:: Supplied material ::

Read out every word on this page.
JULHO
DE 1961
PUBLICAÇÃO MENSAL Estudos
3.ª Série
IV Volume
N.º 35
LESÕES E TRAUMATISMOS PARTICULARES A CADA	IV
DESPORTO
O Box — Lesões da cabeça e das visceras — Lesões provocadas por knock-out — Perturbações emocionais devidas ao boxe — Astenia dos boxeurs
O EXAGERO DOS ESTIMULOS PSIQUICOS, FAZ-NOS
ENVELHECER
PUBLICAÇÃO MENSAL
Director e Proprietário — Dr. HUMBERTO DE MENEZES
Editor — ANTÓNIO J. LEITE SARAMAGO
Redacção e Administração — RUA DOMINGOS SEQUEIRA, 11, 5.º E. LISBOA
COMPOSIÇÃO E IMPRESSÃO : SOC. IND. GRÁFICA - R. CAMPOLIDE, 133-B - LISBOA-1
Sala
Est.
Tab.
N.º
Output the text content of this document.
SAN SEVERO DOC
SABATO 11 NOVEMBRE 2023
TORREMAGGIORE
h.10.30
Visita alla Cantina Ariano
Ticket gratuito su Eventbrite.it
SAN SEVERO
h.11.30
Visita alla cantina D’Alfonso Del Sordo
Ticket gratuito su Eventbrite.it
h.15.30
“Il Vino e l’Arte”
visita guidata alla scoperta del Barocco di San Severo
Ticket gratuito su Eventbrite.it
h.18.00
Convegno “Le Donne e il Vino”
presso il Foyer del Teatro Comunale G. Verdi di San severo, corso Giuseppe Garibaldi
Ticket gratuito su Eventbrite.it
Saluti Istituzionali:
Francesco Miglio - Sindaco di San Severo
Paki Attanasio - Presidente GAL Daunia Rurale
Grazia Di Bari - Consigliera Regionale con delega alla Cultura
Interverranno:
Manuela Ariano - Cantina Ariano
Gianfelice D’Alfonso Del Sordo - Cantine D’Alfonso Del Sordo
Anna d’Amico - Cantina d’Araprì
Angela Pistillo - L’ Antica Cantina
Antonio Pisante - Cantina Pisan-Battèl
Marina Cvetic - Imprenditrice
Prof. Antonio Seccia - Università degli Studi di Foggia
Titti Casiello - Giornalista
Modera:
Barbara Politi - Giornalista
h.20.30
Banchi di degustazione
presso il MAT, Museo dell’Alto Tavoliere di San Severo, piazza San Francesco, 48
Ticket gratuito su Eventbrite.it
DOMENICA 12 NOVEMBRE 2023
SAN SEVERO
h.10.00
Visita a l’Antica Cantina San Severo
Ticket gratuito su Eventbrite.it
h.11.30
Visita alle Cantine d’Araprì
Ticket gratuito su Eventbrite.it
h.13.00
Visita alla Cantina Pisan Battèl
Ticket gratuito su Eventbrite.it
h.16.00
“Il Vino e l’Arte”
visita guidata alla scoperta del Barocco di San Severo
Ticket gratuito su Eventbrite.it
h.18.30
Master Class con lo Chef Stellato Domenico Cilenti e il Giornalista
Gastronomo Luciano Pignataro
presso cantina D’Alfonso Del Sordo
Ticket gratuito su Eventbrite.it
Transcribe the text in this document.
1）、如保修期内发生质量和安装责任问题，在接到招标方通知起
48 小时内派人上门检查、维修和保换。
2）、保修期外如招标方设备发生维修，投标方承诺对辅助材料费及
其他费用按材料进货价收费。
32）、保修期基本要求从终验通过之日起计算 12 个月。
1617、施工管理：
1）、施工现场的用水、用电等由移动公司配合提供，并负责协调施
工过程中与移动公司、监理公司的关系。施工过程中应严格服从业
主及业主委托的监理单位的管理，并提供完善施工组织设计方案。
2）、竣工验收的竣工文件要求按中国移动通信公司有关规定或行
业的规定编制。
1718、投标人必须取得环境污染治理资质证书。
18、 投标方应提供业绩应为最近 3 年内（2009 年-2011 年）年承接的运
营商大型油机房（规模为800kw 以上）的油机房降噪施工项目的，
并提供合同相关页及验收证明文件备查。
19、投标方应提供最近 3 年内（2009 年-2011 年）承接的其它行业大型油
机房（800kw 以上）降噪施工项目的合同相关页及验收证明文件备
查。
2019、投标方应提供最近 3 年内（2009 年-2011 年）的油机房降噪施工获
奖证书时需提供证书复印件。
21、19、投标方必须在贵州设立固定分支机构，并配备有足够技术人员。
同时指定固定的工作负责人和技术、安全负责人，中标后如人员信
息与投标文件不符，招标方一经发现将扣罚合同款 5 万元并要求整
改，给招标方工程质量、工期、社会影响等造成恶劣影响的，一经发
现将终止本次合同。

:: Written problem ::
Your task is to return the full listing exactly as it was given.

:: Result for this task ::
Read out every word on this page.
JULHO
DE 1961
PUBLICAÇÃO MENSAL Estudos
3.ª Série
IV Volume
N.º 35
LESÕES E TRAUMATISMOS PARTICULARES A CADA	IV
DESPORTO
O Box — Lesões da cabeça e das visceras — Lesões provocadas por knock-out — Perturbações emocionais devidas ao boxe — Astenia dos boxeurs
O EXAGERO DOS ESTIMULOS PSIQUICOS, FAZ-NOS
ENVELHECER
PUBLICAÇÃO MENSAL
Director e Proprietário — Dr. HUMBERTO DE MENEZES
Editor — ANTÓNIO J. LEITE SARAMAGO
Redacção e Administração — RUA DOMINGOS SEQUEIRA, 11, 5.º E. LISBOA
COMPOSIÇÃO E IMPRESSÃO : SOC. IND. GRÁFICA - R. CAMPOLIDE, 133-B - LISBOA-1
Sala
Est.
Tab.
N.º
Output the text content of this document.
SAN SEVERO DOC
SABATO 11 NOVEMBRE 2023
TORREMAGGIORE
h.10.30
Visita alla Cantina Ariano
Ticket gratuito su Eventbrite.it
SAN SEVERO
h.11.30
Visita alla cantina D’Alfonso Del Sordo
Ticket gratuito su Eventbrite.it
h.15.30
“Il Vino e l’Arte”
visita guidata alla scoperta del Barocco di San Severo
Ticket gratuito su Eventbrite.it
h.18.00
Convegno “Le Donne e il Vino”
presso il Foyer del Teatro Comunale G. Verdi di San severo, corso Giuseppe Garibaldi
Ticket gratuito su Eventbrite.it
Saluti Istituzionali:
Francesco Miglio - Sindaco di San Severo
Paki Attanasio - Presidente GAL Daunia Rurale
Grazia Di Bari - Consigliera Regionale con delega alla Cultura
Interverranno:
Manuela Ariano - Cantina Ariano
Gianfelice D’Alfonso Del Sordo - Cantine D’Alfonso Del Sordo
Anna d’Amico - Cantina d’Araprì
Angela Pistillo - L’ Antica Cantina
Antonio Pisante - Cantina Pisan-Battèl
Marina Cvetic - Imprenditrice
Prof. Antonio Seccia - Università degli Studi di Foggia
Titti Casiello - Giornalista
Modera:
Barbara Politi - Giornalista
h.20.30
Banchi di degustazione
presso il MAT, Museo dell’Alto Tavoliere di San Severo, piazza San Francesco, 48
Ticket gratuito su Eventbrite.it
DOMENICA 12 NOVEMBRE 2023
SAN SEVERO
h.10.00
Visita a l’Antica Cantina San Severo
Ticket gratuito su Eventbrite.it
h.11.30
Visita alle Cantine d’Araprì
Ticket gratuito su Eventbrite.it
h.13.00
Visita alla Cantina Pisan Battèl
Ticket gratuito su Eventbrite.it
h.16.00
“Il Vino e l’Arte”
visita guidata alla scoperta del Barocco di San Severo
Ticket gratuito su Eventbrite.it
h.18.30
Master Class con lo Chef Stellato Domenico Cilenti e il Giornalista
Gastronomo Luciano Pignataro
presso cantina D’Alfonso Del Sordo
Ticket gratuito su Eventbrite.it
Transcribe the text in this document.
1）、如保修期内发生质量和安装责任问题，在接到招标方通知起
48 小时内派人上门检查、维修和保换。
2）、保修期外如招标方设备发生维修，投标方承诺对辅助材料费及
其他费用按材料进货价收费。
32）、保修期基本要求从终验通过之日起计算 12 个月。
1617、施工管理：
1）、施工现场的用水、用电等由移动公司配合提供，并负责协调施
工过程中与移动公司、监理公司的关系。施工过程中应严格服从业
主及业主委托的监理单位的管理，并提供完善施工组织设计方案。
2）、竣工验收的竣工文件要求按中国移动通信公司有关规定或行
业的规定编制。
1718、投标人必须取得环境污染治理资质证书。
18、 投标方应提供业绩应为最近 3 年内（2009 年-2011 年）年承接的运
营商大型油机房（规模为800kw 以上）的油机房降噪施工项目的，
并提供合同相关页及验收证明文件备查。
19、投标方应提供最近 3 年内（2009 年-2011 年）承接的其它行业大型油
机房（800kw 以上）降噪施工项目的合同相关页及验收证明文件备
查。
2019、投标方应提供最近 3 年内（2009 年-2011 年）的油机房降噪施工获
奖证书时需提供证书复印件。
21、19、投标方必须在贵州设立固定分支机构，并配备有足够技术人员。
同时指定固定的工作负责人和技术、安全负责人，中标后如人员信
息与投标文件不符，招标方一经发现将扣罚合同款 5 万元并要求整
改，给招标方工程质量、工期、社会影响等造成恶劣影响的，一经发
现将终止本次合同。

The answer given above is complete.